» **Görev a**
Aşağıdaki metnin "Brezilya-Türkiye ikilisinin İran’la" ile başlayıp "gözler önüne sermektedir." ile biten kısmını yeniden yazın, "uranyum takası" yerine "nükleer yakıt takası" koyun.

» **Gösterilen metin**
╔══
ABD’nin başını çektiği gerici ittifaktan çatışmaları yaygınlaştırma girişimleri...
Halkların anti-emperyalist/anti-siyonist, birleşik, devrimci direnişini yükseltelim!
Ortadoğu halklarını köleleştirmeyi merkeze koyan politikalar izleyen emperyalist/siyonist güçler, son günlerde İran’ı hedef alan kışkırtıcı/saldırgan icraatlara ağırlık vermeye başladı; peşpeşe yaşanan gelişmeler, bölgede çatışmaların yayılması riskini arttıracak cinstendir. Hedeflerine ulaşmak için halkların kanını dökmekten çekinmeyen emperyalist/siyonist güçlerin, Ortadoğu’da yeni bir cephe açmaları ihtimal dışı değildir.
Brezilya-Türkiye ikilisinin İran’la imzaladığı uranyum takası anlaşmasının anında emperyalist güçler tarafından reddedilmesi, dahası bu güçlerin, zaman geçirmeden BM Güvenlik Konseyi’nde İran’a yeni yaptırım kararı aldırmaları, emperyalist güçlerin Ortadoğu halklarına karşı yeni saldırılara girişme eğilimi içinde olmalarıyla açıklanabilir ancak. Bu mutabakat, emperyalist güç odaklarının herhangi bir değer, kural, yasa veya anlaşmaya göre değil, sefil çıkarlarına göre hareket ettiklerini bir kez daha gözler önüne sermektedir.
╚══
(Öğe ve kutu listeleri)
╔══
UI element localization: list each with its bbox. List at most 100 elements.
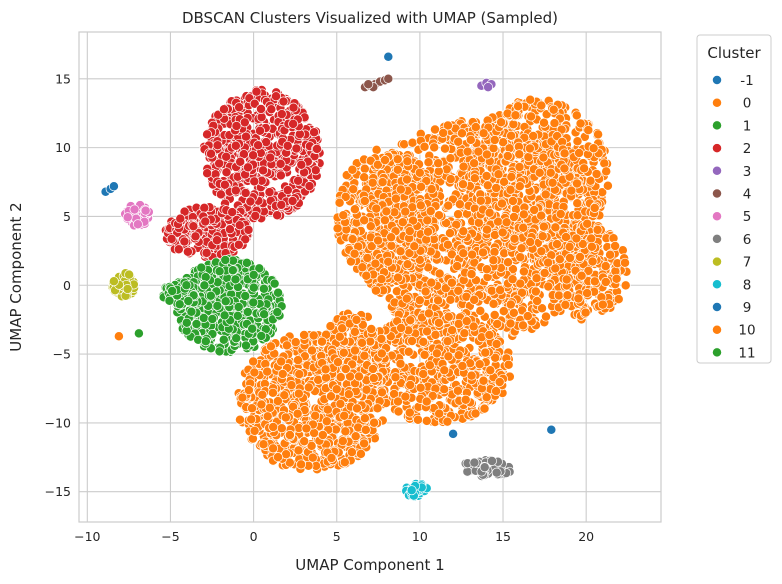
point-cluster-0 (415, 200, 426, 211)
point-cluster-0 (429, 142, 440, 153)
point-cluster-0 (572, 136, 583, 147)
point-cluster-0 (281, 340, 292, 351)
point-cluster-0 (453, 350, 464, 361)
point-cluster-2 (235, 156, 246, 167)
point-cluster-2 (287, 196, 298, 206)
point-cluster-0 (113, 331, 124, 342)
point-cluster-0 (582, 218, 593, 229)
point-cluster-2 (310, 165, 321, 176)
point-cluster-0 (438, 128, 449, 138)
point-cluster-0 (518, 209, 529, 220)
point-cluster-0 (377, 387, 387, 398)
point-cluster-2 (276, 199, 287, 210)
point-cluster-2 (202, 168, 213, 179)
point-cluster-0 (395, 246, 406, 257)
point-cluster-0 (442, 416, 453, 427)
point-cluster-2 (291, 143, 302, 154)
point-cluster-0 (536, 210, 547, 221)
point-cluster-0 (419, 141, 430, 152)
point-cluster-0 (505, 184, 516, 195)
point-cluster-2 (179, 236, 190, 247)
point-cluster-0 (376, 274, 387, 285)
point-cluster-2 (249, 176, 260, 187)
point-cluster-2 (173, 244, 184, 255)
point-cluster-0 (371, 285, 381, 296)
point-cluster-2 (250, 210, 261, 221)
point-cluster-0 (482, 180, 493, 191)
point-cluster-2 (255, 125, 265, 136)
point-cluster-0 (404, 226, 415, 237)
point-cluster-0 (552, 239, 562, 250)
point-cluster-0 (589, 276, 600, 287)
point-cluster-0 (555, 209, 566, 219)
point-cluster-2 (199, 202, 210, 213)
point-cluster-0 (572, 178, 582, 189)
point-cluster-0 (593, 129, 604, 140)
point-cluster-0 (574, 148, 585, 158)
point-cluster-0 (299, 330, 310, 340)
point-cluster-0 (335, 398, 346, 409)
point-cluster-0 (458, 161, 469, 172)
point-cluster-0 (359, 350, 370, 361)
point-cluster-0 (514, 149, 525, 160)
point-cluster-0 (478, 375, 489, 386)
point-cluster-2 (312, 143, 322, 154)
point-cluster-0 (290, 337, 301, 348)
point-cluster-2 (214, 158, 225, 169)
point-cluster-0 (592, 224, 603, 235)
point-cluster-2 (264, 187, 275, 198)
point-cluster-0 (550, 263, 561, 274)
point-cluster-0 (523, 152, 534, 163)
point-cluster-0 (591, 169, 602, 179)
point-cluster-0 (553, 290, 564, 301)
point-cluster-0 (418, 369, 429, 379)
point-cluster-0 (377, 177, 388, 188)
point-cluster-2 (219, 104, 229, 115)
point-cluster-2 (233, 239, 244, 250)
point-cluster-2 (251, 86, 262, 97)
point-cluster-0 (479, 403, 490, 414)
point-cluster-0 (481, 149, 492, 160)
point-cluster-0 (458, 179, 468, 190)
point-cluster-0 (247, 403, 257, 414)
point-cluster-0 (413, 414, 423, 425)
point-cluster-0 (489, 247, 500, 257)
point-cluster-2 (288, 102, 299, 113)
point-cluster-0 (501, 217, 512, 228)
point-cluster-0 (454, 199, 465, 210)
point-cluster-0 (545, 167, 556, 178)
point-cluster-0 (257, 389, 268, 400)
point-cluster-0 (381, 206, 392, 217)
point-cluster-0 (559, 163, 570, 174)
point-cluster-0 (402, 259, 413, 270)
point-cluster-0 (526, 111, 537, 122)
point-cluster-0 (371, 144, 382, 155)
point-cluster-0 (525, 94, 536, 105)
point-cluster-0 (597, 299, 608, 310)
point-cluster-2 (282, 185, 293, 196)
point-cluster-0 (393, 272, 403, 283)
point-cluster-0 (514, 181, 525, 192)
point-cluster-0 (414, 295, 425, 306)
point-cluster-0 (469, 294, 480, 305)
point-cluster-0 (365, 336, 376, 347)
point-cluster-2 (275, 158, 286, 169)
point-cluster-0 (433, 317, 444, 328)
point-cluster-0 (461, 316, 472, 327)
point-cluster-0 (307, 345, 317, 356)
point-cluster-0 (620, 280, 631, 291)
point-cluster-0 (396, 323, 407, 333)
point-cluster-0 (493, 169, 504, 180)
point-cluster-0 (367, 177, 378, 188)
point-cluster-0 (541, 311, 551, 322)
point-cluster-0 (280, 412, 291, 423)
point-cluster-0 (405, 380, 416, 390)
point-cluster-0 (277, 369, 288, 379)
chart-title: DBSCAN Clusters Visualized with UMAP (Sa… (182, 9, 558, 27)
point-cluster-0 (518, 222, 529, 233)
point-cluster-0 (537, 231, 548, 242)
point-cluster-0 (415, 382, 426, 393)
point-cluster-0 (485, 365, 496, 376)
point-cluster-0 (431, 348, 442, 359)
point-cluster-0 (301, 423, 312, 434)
╚══
» **Görev b**
Lütfen yukarıdaki listede "point-cluster-0 (415, 200, 426, 211)" içeren satırdan başlayıp "point-cluster-2 (250, 210, 261, 221)" içeren satırda biten satırları, iki uçtaki satır da dahil olmak üzere, hiç değiştirmeden tekrarlayın.

» **Sonuç a**
Brezilya-Türkiye ikilisinin İran’la imzaladığı nükleer yakıt takası anlaşmasının anında emperyalist güçler tarafından reddedilmesi, dahası bu güçlerin, zaman geçirmeden BM Güvenlik Konseyi’nde İran’a yeni yaptırım kararı aldırmaları, emperyalist güçlerin Ortadoğu halklarına karşı yeni saldırılara girişme eğilimi içinde olmalarıyla açıklanabilir ancak. Bu mutabakat, emperyalist güç odaklarının herhangi bir değer, kural, yasa veya anlaşmaya göre değil, sefil çıkarlarına göre hareket ettiklerini bir kez daha gözler önüne sermektedir.

» **Sonuç b**
point-cluster-0 (415, 200, 426, 211)
point-cluster-0 (429, 142, 440, 153)
point-cluster-0 (572, 136, 583, 147)
point-cluster-0 (281, 340, 292, 351)
point-cluster-0 (453, 350, 464, 361)
point-cluster-2 (235, 156, 246, 167)
point-cluster-2 (287, 196, 298, 206)
point-cluster-0 (113, 331, 124, 342)
point-cluster-0 (582, 218, 593, 229)
point-cluster-2 (310, 165, 321, 176)
point-cluster-0 (438, 128, 449, 138)
point-cluster-0 (518, 209, 529, 220)
point-cluster-0 (377, 387, 387, 398)
point-cluster-2 (276, 199, 287, 210)
point-cluster-2 (202, 168, 213, 179)
point-cluster-0 (395, 246, 406, 257)
point-cluster-0 (442, 416, 453, 427)
point-cluster-2 (291, 143, 302, 154)
point-cluster-0 (536, 210, 547, 221)
point-cluster-0 (419, 141, 430, 152)
point-cluster-0 (505, 184, 516, 195)
point-cluster-2 (179, 236, 190, 247)
point-cluster-0 (376, 274, 387, 285)
point-cluster-2 (249, 176, 260, 187)
point-cluster-2 (173, 244, 184, 255)
point-cluster-0 (371, 285, 381, 296)
point-cluster-2 (250, 210, 261, 221)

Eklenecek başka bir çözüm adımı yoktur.